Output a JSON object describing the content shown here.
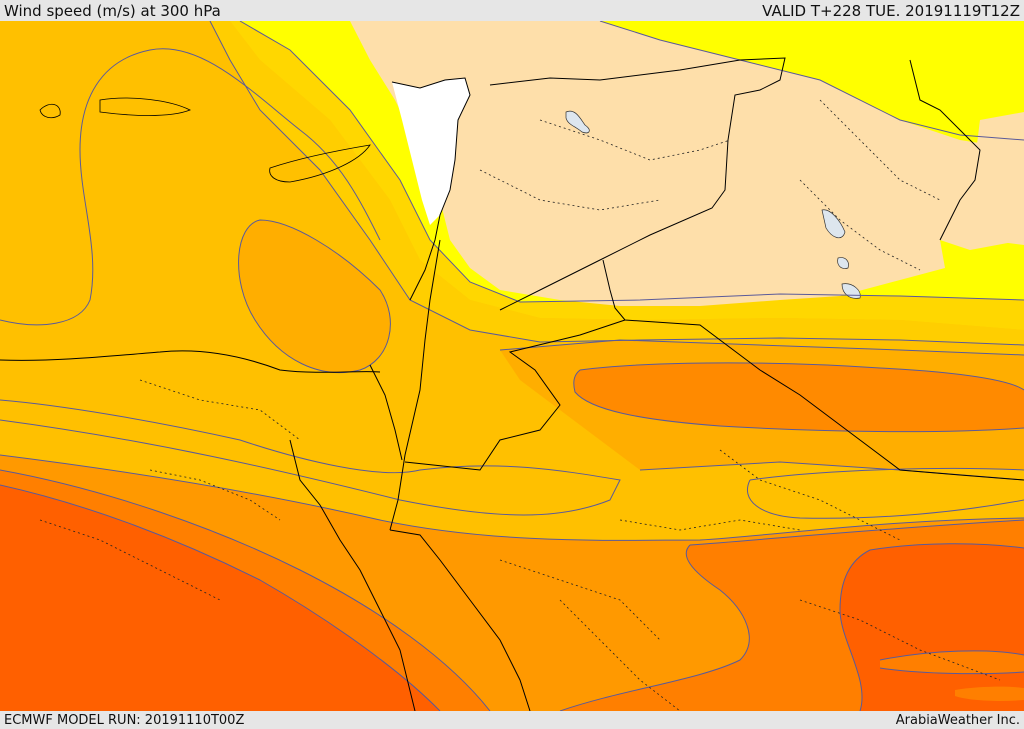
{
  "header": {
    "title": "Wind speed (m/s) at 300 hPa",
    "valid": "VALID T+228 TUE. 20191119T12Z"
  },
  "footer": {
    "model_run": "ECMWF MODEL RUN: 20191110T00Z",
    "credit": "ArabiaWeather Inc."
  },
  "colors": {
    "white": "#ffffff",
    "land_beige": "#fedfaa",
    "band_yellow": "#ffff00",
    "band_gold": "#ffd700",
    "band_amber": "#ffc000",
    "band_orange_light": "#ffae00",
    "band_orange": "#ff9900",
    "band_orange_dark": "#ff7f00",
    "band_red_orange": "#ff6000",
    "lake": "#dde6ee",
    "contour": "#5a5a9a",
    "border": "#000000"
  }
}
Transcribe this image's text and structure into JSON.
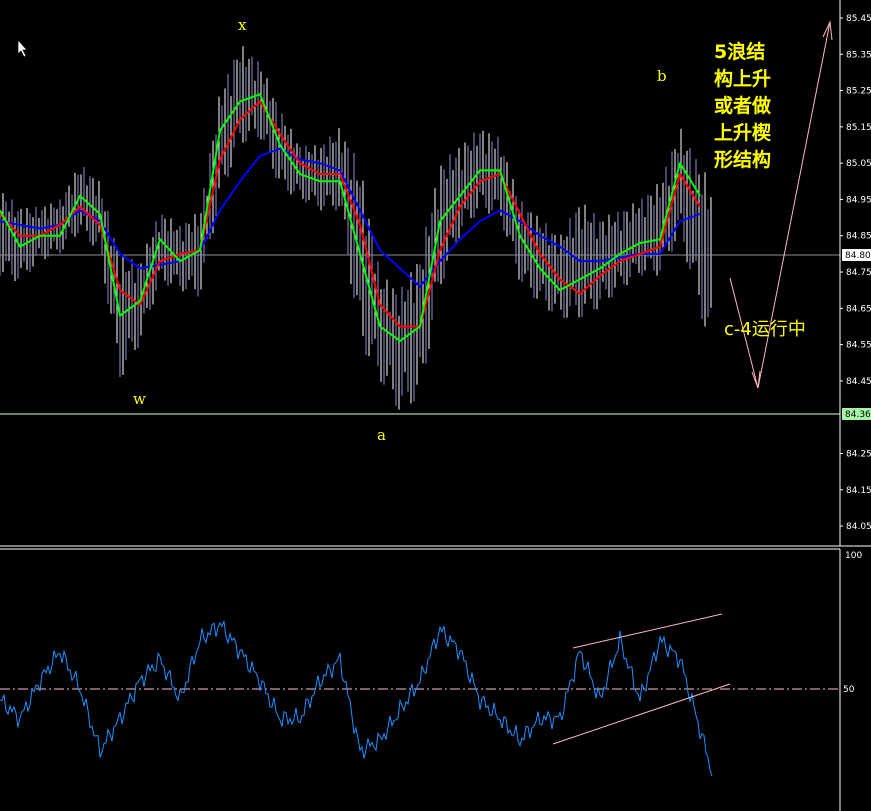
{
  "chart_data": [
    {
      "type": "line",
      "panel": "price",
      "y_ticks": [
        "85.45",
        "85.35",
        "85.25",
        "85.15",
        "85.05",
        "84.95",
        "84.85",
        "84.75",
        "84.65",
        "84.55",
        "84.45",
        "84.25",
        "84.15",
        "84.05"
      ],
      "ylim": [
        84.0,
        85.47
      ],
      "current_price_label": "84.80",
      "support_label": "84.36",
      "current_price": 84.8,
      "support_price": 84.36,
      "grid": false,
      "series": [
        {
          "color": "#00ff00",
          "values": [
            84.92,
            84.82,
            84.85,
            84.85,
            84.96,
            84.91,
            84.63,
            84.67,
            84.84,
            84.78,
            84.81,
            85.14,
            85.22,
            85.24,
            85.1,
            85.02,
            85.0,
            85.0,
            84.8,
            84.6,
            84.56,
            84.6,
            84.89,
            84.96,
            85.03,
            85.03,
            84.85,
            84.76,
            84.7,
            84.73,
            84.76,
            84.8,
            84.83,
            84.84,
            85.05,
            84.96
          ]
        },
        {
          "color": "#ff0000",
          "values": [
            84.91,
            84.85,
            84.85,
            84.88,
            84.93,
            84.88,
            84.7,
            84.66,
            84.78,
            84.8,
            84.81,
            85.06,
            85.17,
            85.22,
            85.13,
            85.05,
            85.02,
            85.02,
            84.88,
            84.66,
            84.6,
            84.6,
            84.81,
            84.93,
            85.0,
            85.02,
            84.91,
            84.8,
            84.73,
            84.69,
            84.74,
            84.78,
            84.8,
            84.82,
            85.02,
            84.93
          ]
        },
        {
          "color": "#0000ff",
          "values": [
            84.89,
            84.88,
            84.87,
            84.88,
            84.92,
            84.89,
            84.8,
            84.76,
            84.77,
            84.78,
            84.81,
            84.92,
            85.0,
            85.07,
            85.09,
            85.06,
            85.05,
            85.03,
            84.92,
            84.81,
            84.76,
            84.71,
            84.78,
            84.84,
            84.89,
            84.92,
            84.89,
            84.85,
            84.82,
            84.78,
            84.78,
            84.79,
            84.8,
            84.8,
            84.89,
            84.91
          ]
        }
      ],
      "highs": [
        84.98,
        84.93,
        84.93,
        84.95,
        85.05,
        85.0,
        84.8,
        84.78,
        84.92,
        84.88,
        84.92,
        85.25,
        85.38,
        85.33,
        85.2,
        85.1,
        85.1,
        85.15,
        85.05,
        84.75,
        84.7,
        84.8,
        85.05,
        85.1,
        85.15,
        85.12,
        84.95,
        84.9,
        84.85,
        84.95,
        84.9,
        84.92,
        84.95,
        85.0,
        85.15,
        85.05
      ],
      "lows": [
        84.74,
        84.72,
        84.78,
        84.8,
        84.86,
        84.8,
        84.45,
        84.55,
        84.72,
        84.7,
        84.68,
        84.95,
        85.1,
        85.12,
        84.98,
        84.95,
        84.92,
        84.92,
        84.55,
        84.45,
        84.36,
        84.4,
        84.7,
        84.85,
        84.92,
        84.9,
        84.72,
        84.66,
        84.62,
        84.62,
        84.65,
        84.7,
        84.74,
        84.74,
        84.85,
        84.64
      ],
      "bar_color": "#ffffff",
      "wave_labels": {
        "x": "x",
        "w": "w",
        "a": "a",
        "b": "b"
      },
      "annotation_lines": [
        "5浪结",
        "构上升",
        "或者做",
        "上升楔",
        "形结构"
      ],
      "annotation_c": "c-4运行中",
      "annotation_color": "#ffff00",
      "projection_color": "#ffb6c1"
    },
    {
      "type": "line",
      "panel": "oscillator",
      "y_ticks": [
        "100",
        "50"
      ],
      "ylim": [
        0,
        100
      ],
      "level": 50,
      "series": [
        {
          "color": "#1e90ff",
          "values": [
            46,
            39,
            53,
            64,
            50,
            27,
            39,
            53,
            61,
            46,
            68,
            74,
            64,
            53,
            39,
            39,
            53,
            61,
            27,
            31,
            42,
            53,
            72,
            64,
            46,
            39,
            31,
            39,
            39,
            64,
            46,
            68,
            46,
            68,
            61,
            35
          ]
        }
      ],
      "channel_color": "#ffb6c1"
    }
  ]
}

=== The exercise ===
Ignore the images and quote every line of the listing exactly.

=== Exercise output ===
Output a JSON object describing the content shown here.
{
  "header": {
    "title": "Wind speed (m/s) at 300 hPa",
    "valid": "VALID T+228 TUE. 20191119T12Z"
  },
  "footer": {
    "model_run": "ECMWF MODEL RUN: 20191110T00Z",
    "credit": "ArabiaWeather Inc."
  },
  "colors": {
    "white": "#ffffff",
    "land_beige": "#fedfaa",
    "band_yellow": "#ffff00",
    "band_gold": "#ffd700",
    "band_amber": "#ffc000",
    "band_orange_light": "#ffae00",
    "band_orange": "#ff9900",
    "band_orange_dark": "#ff7f00",
    "band_red_orange": "#ff6000",
    "lake": "#dde6ee",
    "contour": "#5a5a9a",
    "border": "#000000"
  }
}
Transcribe this image's text and structure into JSON.
{
  "chart_data": [
    {
      "type": "line",
      "panel": "price",
      "y_ticks": [
        "85.45",
        "85.35",
        "85.25",
        "85.15",
        "85.05",
        "84.95",
        "84.85",
        "84.75",
        "84.65",
        "84.55",
        "84.45",
        "84.25",
        "84.15",
        "84.05"
      ],
      "ylim": [
        84.0,
        85.47
      ],
      "current_price_label": "84.80",
      "support_label": "84.36",
      "current_price": 84.8,
      "support_price": 84.36,
      "grid": false,
      "series": [
        {
          "color": "#00ff00",
          "values": [
            84.92,
            84.82,
            84.85,
            84.85,
            84.96,
            84.91,
            84.63,
            84.67,
            84.84,
            84.78,
            84.81,
            85.14,
            85.22,
            85.24,
            85.1,
            85.02,
            85.0,
            85.0,
            84.8,
            84.6,
            84.56,
            84.6,
            84.89,
            84.96,
            85.03,
            85.03,
            84.85,
            84.76,
            84.7,
            84.73,
            84.76,
            84.8,
            84.83,
            84.84,
            85.05,
            84.96
          ]
        },
        {
          "color": "#ff0000",
          "values": [
            84.91,
            84.85,
            84.85,
            84.88,
            84.93,
            84.88,
            84.7,
            84.66,
            84.78,
            84.8,
            84.81,
            85.06,
            85.17,
            85.22,
            85.13,
            85.05,
            85.02,
            85.02,
            84.88,
            84.66,
            84.6,
            84.6,
            84.81,
            84.93,
            85.0,
            85.02,
            84.91,
            84.8,
            84.73,
            84.69,
            84.74,
            84.78,
            84.8,
            84.82,
            85.02,
            84.93
          ]
        },
        {
          "color": "#0000ff",
          "values": [
            84.89,
            84.88,
            84.87,
            84.88,
            84.92,
            84.89,
            84.8,
            84.76,
            84.77,
            84.78,
            84.81,
            84.92,
            85.0,
            85.07,
            85.09,
            85.06,
            85.05,
            85.03,
            84.92,
            84.81,
            84.76,
            84.71,
            84.78,
            84.84,
            84.89,
            84.92,
            84.89,
            84.85,
            84.82,
            84.78,
            84.78,
            84.79,
            84.8,
            84.8,
            84.89,
            84.91
          ]
        }
      ],
      "highs": [
        84.98,
        84.93,
        84.93,
        84.95,
        85.05,
        85.0,
        84.8,
        84.78,
        84.92,
        84.88,
        84.92,
        85.25,
        85.38,
        85.33,
        85.2,
        85.1,
        85.1,
        85.15,
        85.05,
        84.75,
        84.7,
        84.8,
        85.05,
        85.1,
        85.15,
        85.12,
        84.95,
        84.9,
        84.85,
        84.95,
        84.9,
        84.92,
        84.95,
        85.0,
        85.15,
        85.05
      ],
      "lows": [
        84.74,
        84.72,
        84.78,
        84.8,
        84.86,
        84.8,
        84.45,
        84.55,
        84.72,
        84.7,
        84.68,
        84.95,
        85.1,
        85.12,
        84.98,
        84.95,
        84.92,
        84.92,
        84.55,
        84.45,
        84.36,
        84.4,
        84.7,
        84.85,
        84.92,
        84.9,
        84.72,
        84.66,
        84.62,
        84.62,
        84.65,
        84.7,
        84.74,
        84.74,
        84.85,
        84.64
      ],
      "bar_color": "#ffffff",
      "wave_labels": {
        "x": "x",
        "w": "w",
        "a": "a",
        "b": "b"
      },
      "annotation_lines": [
        "5浪结",
        "构上升",
        "或者做",
        "上升楔",
        "形结构"
      ],
      "annotation_c": "c-4运行中",
      "annotation_color": "#ffff00",
      "projection_color": "#ffb6c1"
    },
    {
      "type": "line",
      "panel": "oscillator",
      "y_ticks": [
        "100",
        "50"
      ],
      "ylim": [
        0,
        100
      ],
      "level": 50,
      "series": [
        {
          "color": "#1e90ff",
          "values": [
            46,
            39,
            53,
            64,
            50,
            27,
            39,
            53,
            61,
            46,
            68,
            74,
            64,
            53,
            39,
            39,
            53,
            61,
            27,
            31,
            42,
            53,
            72,
            64,
            46,
            39,
            31,
            39,
            39,
            64,
            46,
            68,
            46,
            68,
            61,
            35
          ]
        }
      ],
      "channel_color": "#ffb6c1"
    }
  ]
}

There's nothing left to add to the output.